— BEGIN MATERIAL SHOWN —

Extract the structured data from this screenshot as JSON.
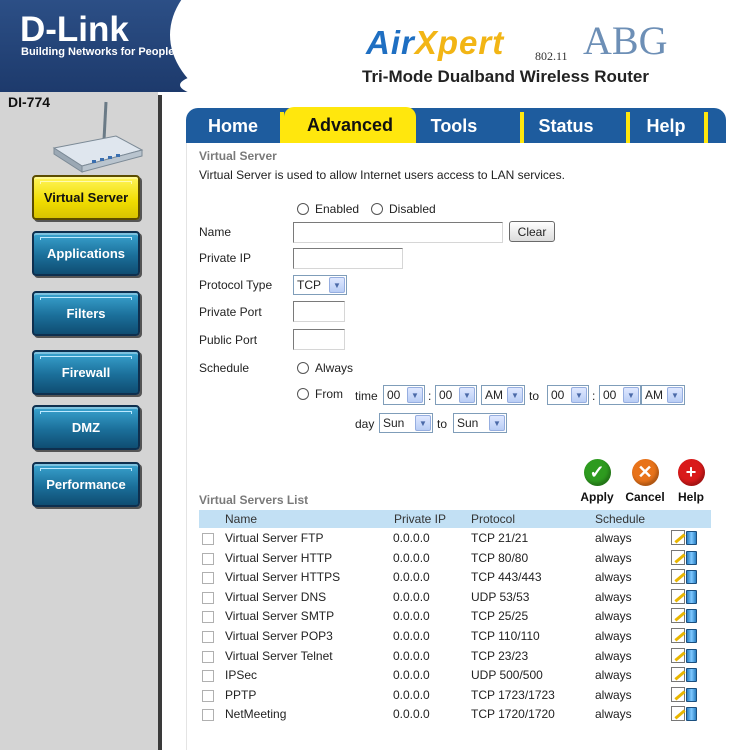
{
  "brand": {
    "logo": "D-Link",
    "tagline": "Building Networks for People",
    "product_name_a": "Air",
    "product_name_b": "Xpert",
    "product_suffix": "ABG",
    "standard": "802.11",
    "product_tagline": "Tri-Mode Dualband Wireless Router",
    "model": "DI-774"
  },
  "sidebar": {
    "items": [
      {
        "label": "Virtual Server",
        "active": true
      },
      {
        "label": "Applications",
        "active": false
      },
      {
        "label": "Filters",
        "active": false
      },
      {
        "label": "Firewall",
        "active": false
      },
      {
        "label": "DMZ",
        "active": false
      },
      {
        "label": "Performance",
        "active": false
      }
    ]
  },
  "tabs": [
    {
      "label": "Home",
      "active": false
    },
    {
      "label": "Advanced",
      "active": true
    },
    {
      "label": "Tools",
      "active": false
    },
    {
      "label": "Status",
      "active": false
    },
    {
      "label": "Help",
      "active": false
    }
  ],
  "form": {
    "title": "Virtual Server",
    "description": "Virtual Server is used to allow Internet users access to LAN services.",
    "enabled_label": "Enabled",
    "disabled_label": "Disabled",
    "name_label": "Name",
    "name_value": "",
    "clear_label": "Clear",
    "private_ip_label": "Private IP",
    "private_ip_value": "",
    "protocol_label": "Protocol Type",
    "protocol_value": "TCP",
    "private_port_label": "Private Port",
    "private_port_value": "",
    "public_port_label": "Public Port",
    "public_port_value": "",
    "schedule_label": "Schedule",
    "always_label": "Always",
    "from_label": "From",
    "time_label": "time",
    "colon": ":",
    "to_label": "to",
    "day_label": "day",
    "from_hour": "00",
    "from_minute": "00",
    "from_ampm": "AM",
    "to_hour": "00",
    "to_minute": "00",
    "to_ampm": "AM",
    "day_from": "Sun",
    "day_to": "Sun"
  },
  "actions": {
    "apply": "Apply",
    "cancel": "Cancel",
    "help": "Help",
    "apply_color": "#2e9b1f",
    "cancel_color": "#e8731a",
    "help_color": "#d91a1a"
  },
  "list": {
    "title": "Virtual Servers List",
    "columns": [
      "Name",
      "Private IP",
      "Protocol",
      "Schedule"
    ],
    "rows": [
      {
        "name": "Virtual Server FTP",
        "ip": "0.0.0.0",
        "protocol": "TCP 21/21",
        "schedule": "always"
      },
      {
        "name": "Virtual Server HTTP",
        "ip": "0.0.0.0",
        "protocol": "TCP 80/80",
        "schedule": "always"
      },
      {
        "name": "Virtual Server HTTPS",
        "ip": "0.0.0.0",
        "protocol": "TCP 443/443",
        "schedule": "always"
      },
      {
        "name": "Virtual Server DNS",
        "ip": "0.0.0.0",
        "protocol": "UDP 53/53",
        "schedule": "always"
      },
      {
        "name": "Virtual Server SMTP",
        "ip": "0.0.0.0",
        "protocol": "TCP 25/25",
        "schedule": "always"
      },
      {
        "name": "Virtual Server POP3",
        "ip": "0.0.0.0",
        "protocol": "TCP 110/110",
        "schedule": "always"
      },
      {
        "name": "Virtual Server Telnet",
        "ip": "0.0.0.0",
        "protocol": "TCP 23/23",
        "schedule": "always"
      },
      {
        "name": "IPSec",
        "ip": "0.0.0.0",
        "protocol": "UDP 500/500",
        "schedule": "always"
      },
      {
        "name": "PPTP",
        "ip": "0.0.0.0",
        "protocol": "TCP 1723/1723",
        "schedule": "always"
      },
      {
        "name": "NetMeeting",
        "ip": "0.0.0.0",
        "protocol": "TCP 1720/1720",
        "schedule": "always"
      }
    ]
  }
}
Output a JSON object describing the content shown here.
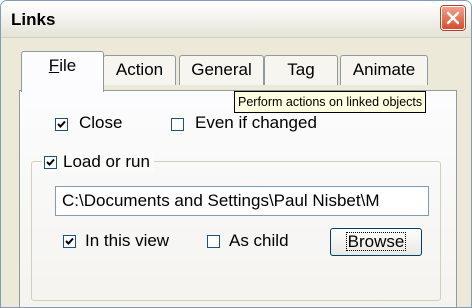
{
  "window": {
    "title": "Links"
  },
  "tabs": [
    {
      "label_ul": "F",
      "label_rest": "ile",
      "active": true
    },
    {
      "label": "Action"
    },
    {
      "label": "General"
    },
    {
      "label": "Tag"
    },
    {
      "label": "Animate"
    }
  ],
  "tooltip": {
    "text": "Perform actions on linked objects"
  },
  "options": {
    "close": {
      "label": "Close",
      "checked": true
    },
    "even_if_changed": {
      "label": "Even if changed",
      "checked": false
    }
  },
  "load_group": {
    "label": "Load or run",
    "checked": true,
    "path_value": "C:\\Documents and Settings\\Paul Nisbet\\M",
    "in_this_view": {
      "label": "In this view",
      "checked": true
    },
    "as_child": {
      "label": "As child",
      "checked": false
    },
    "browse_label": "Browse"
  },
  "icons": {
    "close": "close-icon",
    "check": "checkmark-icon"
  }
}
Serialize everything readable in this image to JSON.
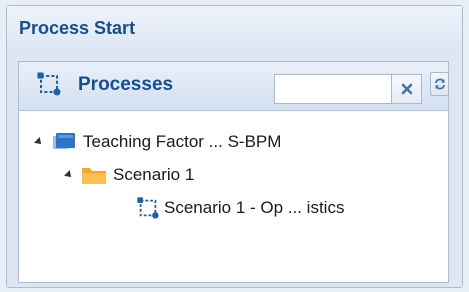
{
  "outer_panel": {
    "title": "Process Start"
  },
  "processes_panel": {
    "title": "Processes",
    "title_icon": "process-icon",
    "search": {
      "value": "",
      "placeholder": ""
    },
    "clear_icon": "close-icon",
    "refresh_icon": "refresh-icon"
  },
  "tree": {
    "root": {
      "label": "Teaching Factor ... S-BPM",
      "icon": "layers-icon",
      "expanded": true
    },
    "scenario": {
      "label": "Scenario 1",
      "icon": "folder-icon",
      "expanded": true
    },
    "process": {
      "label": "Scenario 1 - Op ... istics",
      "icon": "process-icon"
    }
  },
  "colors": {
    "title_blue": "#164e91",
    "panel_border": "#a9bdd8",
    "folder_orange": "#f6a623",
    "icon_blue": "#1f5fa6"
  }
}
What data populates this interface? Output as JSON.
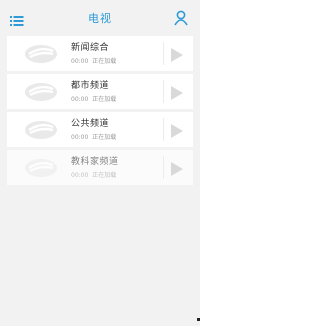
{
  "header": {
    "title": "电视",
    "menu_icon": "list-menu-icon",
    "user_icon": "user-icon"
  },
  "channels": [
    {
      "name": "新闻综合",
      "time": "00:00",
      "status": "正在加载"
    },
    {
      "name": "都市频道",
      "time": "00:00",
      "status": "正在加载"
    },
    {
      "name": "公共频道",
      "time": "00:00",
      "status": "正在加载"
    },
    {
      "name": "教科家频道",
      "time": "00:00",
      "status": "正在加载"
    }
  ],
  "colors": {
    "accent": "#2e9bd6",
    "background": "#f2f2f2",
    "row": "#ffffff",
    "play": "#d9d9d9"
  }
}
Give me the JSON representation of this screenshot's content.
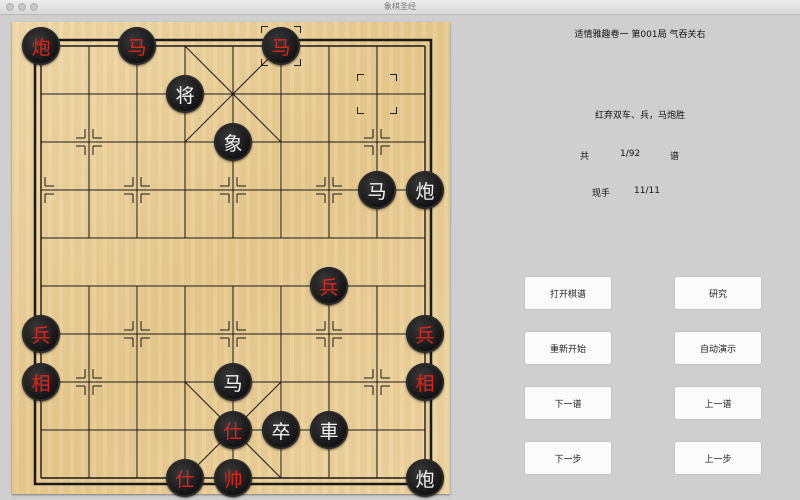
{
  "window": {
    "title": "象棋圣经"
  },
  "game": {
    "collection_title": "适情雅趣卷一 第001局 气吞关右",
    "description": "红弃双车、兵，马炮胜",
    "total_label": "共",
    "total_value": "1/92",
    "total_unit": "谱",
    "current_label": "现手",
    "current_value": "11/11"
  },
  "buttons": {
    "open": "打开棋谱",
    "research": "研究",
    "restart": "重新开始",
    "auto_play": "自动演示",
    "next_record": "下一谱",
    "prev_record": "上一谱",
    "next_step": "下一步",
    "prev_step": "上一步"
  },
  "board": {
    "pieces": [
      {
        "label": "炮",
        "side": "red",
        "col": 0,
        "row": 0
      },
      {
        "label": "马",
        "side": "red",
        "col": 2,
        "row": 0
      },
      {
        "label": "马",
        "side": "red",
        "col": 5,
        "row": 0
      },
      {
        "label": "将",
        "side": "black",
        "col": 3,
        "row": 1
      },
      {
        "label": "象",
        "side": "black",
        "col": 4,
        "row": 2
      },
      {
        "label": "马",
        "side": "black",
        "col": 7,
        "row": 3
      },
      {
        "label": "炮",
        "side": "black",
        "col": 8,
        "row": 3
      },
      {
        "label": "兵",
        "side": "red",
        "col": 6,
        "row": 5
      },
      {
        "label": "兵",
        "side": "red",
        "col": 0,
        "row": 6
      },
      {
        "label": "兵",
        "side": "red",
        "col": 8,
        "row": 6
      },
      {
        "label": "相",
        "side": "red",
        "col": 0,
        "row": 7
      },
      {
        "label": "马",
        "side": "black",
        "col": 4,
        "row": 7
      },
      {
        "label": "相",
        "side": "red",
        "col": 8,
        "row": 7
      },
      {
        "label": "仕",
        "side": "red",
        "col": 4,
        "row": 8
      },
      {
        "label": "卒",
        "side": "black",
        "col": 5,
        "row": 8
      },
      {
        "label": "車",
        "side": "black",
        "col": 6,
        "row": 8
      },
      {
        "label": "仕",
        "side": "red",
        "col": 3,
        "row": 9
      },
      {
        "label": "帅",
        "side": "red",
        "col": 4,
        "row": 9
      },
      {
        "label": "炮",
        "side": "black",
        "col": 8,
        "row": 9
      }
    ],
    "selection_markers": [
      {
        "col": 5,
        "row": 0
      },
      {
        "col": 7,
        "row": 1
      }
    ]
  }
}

— END MATERIAL SHOWN —
— BEGIN MATERIAL SHOWN —

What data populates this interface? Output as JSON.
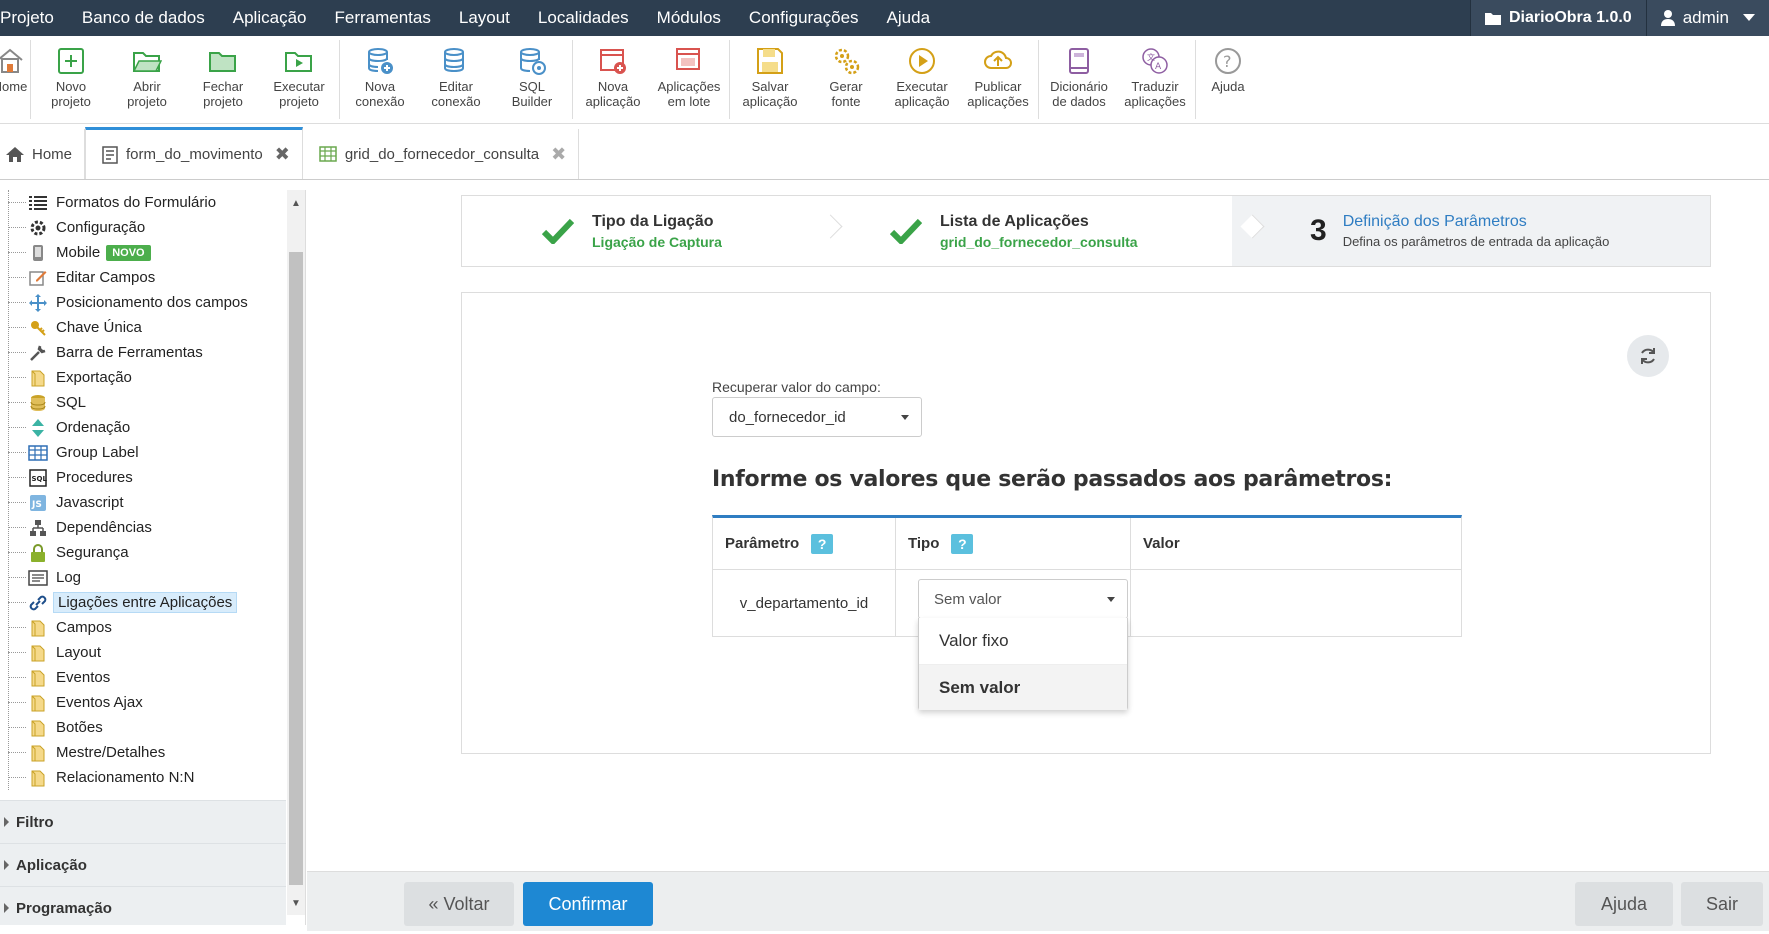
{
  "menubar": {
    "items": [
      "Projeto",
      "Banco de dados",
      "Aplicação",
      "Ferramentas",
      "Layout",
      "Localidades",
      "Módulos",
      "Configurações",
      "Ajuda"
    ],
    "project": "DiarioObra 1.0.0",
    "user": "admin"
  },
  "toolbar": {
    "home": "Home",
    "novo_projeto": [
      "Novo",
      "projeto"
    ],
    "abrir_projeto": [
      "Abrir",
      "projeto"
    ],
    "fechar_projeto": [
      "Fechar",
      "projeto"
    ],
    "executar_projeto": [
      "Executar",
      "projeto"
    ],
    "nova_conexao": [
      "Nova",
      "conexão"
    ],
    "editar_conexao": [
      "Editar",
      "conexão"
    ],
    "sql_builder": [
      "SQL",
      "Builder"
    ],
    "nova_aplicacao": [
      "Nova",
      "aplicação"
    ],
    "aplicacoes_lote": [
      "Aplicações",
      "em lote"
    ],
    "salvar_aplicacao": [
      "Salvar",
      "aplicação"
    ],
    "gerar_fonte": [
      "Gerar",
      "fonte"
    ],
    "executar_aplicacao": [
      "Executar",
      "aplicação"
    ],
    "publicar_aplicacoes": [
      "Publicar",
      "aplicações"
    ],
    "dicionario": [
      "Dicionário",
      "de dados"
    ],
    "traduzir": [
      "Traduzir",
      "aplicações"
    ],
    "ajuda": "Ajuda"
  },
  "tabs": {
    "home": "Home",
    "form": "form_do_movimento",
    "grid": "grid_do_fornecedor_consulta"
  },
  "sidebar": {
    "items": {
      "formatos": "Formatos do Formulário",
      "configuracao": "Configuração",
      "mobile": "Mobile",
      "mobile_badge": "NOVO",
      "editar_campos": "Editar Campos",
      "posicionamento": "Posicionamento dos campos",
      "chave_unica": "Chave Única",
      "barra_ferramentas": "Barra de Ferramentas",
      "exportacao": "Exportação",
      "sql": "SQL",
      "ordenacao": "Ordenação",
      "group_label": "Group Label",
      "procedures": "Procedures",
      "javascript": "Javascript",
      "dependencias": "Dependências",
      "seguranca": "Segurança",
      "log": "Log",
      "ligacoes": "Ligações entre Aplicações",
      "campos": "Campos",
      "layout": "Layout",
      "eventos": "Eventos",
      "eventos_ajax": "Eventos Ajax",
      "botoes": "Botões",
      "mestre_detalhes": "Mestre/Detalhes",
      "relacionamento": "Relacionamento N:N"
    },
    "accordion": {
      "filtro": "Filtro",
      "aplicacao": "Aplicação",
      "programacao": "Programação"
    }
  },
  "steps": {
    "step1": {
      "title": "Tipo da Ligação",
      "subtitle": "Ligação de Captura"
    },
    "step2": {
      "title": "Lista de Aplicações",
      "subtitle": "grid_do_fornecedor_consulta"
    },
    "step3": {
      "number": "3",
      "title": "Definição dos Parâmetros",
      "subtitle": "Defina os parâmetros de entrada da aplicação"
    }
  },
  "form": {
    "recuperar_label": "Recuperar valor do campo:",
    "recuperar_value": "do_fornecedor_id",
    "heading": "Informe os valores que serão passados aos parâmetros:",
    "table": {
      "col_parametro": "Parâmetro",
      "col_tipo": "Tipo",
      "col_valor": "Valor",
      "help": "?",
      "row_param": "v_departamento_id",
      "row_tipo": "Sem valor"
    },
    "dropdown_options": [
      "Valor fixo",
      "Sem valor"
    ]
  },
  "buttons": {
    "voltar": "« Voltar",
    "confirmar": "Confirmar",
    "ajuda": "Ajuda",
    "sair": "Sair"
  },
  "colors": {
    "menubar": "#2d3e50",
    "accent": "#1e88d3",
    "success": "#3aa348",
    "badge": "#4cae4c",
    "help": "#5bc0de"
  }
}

— END MATERIAL SHOWN —
— BEGIN MATERIAL SHOWN —

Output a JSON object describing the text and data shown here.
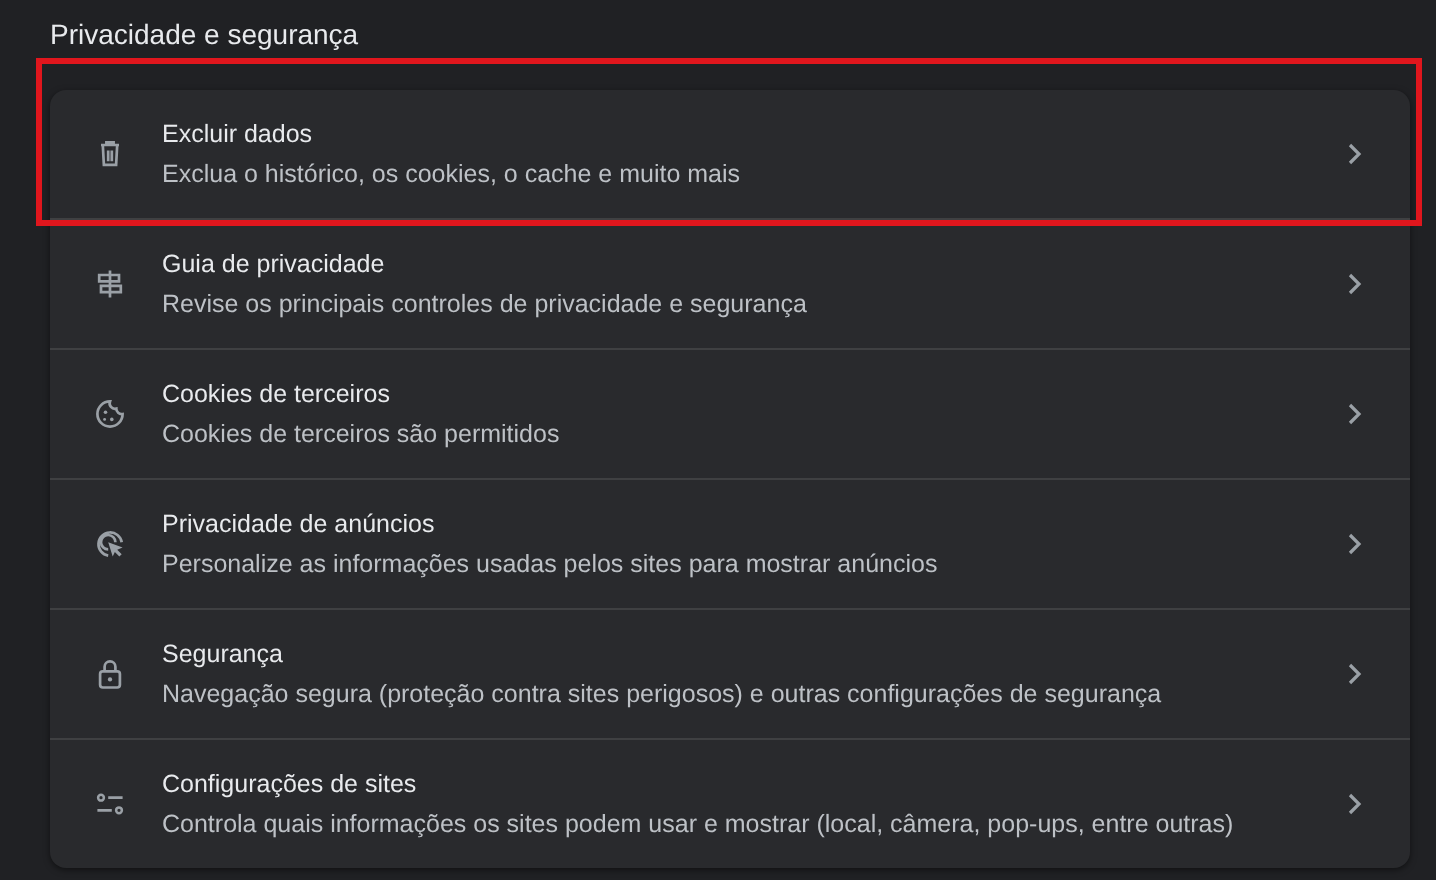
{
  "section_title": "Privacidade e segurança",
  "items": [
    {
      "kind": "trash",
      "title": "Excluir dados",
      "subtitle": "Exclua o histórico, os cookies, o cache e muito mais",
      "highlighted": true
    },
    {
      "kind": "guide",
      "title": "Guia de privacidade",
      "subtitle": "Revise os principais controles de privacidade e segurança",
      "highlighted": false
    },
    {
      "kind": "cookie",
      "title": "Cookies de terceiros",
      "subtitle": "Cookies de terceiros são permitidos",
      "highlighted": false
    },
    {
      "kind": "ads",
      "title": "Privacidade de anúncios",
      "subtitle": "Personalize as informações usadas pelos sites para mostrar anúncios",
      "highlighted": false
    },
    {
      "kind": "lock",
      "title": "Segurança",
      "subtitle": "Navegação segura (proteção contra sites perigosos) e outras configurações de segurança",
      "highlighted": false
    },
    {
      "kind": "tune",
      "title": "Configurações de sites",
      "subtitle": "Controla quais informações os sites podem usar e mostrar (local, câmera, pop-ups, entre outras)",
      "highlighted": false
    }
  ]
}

— END MATERIAL SHOWN —

--- GIVEN PROBLEM ---
Tally the lines of the listing above that include the word "terceiros". Answer with the number alone.

--- EXERCISE RESPONSE ---
2